WHAT YOU SHOULD DO: Please give the data below again in full, exactly as it stands.

DATASET RECORDS:
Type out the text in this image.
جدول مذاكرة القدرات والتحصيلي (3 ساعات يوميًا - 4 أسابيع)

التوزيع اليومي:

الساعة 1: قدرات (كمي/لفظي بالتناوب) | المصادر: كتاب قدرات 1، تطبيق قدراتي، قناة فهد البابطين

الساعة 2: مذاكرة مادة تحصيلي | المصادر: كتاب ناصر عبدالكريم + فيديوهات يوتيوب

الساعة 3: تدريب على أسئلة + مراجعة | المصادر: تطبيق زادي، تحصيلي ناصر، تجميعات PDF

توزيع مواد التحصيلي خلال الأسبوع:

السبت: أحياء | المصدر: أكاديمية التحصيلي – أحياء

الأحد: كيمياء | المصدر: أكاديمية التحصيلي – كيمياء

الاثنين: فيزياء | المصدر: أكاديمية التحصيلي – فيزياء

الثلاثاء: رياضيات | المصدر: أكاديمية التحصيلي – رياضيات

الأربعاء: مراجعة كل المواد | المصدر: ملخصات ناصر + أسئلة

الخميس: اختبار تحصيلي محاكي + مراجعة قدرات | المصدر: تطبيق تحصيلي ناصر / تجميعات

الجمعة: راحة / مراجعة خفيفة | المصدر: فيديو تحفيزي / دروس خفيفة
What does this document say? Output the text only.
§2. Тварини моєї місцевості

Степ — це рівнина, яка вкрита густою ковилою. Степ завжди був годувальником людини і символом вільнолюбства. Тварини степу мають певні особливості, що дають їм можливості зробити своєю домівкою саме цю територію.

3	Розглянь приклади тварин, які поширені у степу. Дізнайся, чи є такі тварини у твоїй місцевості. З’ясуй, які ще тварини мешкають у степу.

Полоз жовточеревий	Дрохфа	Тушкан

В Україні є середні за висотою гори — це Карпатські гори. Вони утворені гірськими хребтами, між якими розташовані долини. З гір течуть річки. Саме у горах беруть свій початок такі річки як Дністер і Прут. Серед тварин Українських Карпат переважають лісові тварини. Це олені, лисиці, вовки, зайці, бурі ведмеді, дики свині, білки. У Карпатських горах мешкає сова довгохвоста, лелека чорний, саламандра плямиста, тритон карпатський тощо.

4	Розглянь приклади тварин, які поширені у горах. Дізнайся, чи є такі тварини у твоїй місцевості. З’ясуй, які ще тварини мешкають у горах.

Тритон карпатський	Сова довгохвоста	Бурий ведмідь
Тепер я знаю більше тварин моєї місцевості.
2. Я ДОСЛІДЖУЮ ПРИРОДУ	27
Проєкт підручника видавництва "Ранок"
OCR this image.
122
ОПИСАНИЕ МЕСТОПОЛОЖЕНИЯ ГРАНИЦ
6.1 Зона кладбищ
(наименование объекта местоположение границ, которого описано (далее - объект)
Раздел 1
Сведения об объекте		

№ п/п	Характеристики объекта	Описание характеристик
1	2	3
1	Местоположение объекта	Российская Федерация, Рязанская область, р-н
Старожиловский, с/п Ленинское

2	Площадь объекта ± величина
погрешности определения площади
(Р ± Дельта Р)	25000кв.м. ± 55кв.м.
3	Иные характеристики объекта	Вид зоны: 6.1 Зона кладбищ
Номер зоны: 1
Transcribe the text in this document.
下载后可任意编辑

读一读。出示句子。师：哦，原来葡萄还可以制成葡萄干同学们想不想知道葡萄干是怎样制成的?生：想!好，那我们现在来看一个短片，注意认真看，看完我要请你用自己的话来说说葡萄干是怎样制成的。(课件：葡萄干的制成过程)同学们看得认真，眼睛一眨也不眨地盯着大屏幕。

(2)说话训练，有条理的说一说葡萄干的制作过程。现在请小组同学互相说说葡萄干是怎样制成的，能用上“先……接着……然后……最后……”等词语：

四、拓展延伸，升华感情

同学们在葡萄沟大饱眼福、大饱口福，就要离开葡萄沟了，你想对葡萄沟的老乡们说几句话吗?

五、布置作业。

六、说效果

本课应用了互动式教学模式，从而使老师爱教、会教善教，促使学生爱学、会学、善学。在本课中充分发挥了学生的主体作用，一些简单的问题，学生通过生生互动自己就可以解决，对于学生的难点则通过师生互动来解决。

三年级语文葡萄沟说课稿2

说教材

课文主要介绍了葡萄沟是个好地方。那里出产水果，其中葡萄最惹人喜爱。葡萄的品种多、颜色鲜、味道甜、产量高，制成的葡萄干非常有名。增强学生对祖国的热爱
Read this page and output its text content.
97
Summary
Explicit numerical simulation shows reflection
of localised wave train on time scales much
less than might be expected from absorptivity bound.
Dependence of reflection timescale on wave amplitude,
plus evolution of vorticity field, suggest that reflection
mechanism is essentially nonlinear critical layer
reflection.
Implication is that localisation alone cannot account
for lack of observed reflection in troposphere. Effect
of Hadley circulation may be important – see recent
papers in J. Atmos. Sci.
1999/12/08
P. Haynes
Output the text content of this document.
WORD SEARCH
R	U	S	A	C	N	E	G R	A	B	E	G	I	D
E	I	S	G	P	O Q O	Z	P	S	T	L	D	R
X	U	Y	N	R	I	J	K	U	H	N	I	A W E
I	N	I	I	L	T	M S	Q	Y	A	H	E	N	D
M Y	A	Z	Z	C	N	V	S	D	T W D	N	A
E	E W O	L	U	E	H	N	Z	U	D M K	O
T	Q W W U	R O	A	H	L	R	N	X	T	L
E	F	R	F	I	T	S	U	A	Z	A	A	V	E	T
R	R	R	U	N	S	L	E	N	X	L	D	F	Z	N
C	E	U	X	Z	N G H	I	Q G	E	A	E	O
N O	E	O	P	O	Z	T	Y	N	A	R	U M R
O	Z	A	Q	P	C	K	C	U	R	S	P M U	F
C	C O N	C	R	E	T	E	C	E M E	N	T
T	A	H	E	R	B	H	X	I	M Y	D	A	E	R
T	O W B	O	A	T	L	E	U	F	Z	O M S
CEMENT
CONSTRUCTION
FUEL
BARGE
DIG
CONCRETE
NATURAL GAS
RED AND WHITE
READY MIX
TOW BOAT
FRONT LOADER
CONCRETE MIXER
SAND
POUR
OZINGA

SOLUTION FOR THIS PROBLEM:
Type out the text in this image.
جدول مذاكرة القدرات والتحصيلي (3 ساعات يوميًا - 4 أسابيع)

التوزيع اليومي:

الساعة 1: قدرات (كمي/لفظي بالتناوب) | المصادر: كتاب قدرات 1، تطبيق قدراتي، قناة فهد البابطين

الساعة 2: مذاكرة مادة تحصيلي | المصادر: كتاب ناصر عبدالكريم + فيديوهات يوتيوب

الساعة 3: تدريب على أسئلة + مراجعة | المصادر: تطبيق زادي، تحصيلي ناصر، تجميعات PDF

توزيع مواد التحصيلي خلال الأسبوع:

السبت: أحياء | المصدر: أكاديمية التحصيلي – أحياء

الأحد: كيمياء | المصدر: أكاديمية التحصيلي – كيمياء

الاثنين: فيزياء | المصدر: أكاديمية التحصيلي – فيزياء

الثلاثاء: رياضيات | المصدر: أكاديمية التحصيلي – رياضيات

الأربعاء: مراجعة كل المواد | المصدر: ملخصات ناصر + أسئلة

الخميس: اختبار تحصيلي محاكي + مراجعة قدرات | المصدر: تطبيق تحصيلي ناصر / تجميعات

الجمعة: راحة / مراجعة خفيفة | المصدر: فيديو تحفيزي / دروس خفيفة
What does this document say? Output the text only.
§2. Тварини моєї місцевості

Степ — це рівнина, яка вкрита густою ковилою. Степ завжди був годувальником людини і символом вільнолюбства. Тварини степу мають певні особливості, що дають їм можливості зробити своєю домівкою саме цю територію.

3	Розглянь приклади тварин, які поширені у степу. Дізнайся, чи є такі тварини у твоїй місцевості. З’ясуй, які ще тварини мешкають у степу.

Полоз жовточеревий	Дрохфа	Тушкан

В Україні є середні за висотою гори — це Карпатські гори. Вони утворені гірськими хребтами, між якими розташовані долини. З гір течуть річки. Саме у горах беруть свій початок такі річки як Дністер і Прут. Серед тварин Українських Карпат переважають лісові тварини. Це олені, лисиці, вовки, зайці, бурі ведмеді, дики свині, білки. У Карпатських горах мешкає сова довгохвоста, лелека чорний, саламандра плямиста, тритон карпатський тощо.

4	Розглянь приклади тварин, які поширені у горах. Дізнайся, чи є такі тварини у твоїй місцевості. З’ясуй, які ще тварини мешкають у горах.

Тритон карпатський	Сова довгохвоста	Бурий ведмідь
Тепер я знаю більше тварин моєї місцевості.
2. Я ДОСЛІДЖУЮ ПРИРОДУ	27
Проєкт підручника видавництва "Ранок"
OCR this image.
122
ОПИСАНИЕ МЕСТОПОЛОЖЕНИЯ ГРАНИЦ
6.1 Зона кладбищ
(наименование объекта местоположение границ, которого описано (далее - объект)
Раздел 1
Сведения об объекте		

№ п/п	Характеристики объекта	Описание характеристик
1	2	3
1	Местоположение объекта	Российская Федерация, Рязанская область, р-н
Старожиловский, с/п Ленинское

2	Площадь объекта ± величина
погрешности определения площади
(Р ± Дельта Р)	25000кв.м. ± 55кв.м.
3	Иные характеристики объекта	Вид зоны: 6.1 Зона кладбищ
Номер зоны: 1
Transcribe the text in this document.
下载后可任意编辑

读一读。出示句子。师：哦，原来葡萄还可以制成葡萄干同学们想不想知道葡萄干是怎样制成的?生：想!好，那我们现在来看一个短片，注意认真看，看完我要请你用自己的话来说说葡萄干是怎样制成的。(课件：葡萄干的制成过程)同学们看得认真，眼睛一眨也不眨地盯着大屏幕。

(2)说话训练，有条理的说一说葡萄干的制作过程。现在请小组同学互相说说葡萄干是怎样制成的，能用上“先……接着……然后……最后……”等词语：

四、拓展延伸，升华感情

同学们在葡萄沟大饱眼福、大饱口福，就要离开葡萄沟了，你想对葡萄沟的老乡们说几句话吗?

五、布置作业。

六、说效果

本课应用了互动式教学模式，从而使老师爱教、会教善教，促使学生爱学、会学、善学。在本课中充分发挥了学生的主体作用，一些简单的问题，学生通过生生互动自己就可以解决，对于学生的难点则通过师生互动来解决。

三年级语文葡萄沟说课稿2

说教材

课文主要介绍了葡萄沟是个好地方。那里出产水果，其中葡萄最惹人喜爱。葡萄的品种多、颜色鲜、味道甜、产量高，制成的葡萄干非常有名。增强学生对祖国的热爱
Read this page and output its text content.
97
Summary
Explicit numerical simulation shows reflection
of localised wave train on time scales much
less than might be expected from absorptivity bound.
Dependence of reflection timescale on wave amplitude,
plus evolution of vorticity field, suggest that reflection
mechanism is essentially nonlinear critical layer
reflection.
Implication is that localisation alone cannot account
for lack of observed reflection in troposphere. Effect
of Hadley circulation may be important – see recent
papers in J. Atmos. Sci.
1999/12/08
P. Haynes
Output the text content of this document.
WORD SEARCH
R	U	S	A	C	N	E	G R	A	B	E	G	I	D
E	I	S	G	P	O Q O	Z	P	S	T	L	D	R
X	U	Y	N	R	I	J	K	U	H	N	I	A W E
I	N	I	I	L	T	M S	Q	Y	A	H	E	N	D
M Y	A	Z	Z	C	N	V	S	D	T W D	N	A
E	E W O	L	U	E	H	N	Z	U	D M K	O
T	Q W W U	R O	A	H	L	R	N	X	T	L
E	F	R	F	I	T	S	U	A	Z	A	A	V	E	T
R	R	R	U	N	S	L	E	N	X	L	D	F	Z	N
C	E	U	X	Z	N G H	I	Q G	E	A	E	O
N O	E	O	P	O	Z	T	Y	N	A	R	U M R
O	Z	A	Q	P	C	K	C	U	R	S	P M U	F
C	C O N	C	R	E	T	E	C	E M E	N	T
T	A	H	E	R	B	H	X	I	M Y	D	A	E	R
T	O W B	O	A	T	L	E	U	F	Z	O M S
CEMENT
CONSTRUCTION
FUEL
BARGE
DIG
CONCRETE
NATURAL GAS
RED AND WHITE
READY MIX
TOW BOAT
FRONT LOADER
CONCRETE MIXER
SAND
POUR
OZINGA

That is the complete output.